### Instructions to follow
Within the material below, find each line bearing the word "JSON" and present it.

+---+

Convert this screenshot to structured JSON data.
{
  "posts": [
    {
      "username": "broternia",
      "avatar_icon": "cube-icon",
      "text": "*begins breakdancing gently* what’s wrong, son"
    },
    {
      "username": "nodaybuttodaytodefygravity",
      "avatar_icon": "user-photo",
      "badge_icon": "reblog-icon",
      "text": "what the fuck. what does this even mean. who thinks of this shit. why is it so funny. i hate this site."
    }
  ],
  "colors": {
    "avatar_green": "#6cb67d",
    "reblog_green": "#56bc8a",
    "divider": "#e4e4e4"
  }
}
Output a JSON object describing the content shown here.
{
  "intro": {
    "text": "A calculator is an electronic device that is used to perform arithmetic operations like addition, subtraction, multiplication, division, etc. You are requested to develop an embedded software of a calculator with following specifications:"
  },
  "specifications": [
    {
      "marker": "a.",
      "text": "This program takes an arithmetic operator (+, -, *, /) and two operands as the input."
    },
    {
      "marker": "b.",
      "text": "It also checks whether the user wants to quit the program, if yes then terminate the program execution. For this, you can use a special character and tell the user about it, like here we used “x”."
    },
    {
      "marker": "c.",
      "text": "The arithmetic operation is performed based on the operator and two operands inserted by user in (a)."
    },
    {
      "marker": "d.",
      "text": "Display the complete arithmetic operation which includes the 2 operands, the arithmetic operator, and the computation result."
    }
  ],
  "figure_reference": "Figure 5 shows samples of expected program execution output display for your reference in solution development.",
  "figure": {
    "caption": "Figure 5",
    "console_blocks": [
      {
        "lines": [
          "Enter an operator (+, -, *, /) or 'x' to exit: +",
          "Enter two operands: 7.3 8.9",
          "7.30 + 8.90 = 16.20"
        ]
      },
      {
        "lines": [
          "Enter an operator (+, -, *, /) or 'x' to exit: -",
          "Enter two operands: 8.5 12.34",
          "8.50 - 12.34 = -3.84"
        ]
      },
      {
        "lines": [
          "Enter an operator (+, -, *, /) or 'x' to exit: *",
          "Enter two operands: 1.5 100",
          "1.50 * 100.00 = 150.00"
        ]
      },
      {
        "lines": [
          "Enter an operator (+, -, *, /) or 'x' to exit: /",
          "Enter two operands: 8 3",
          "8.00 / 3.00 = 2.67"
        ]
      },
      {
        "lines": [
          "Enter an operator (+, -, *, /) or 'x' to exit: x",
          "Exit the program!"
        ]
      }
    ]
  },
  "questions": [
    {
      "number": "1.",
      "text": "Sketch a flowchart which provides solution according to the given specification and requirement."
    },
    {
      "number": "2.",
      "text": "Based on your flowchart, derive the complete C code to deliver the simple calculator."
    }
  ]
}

+---+

### The response
Convert this screenshot to structured JSON data.
Output a JSON object describing the content shown here.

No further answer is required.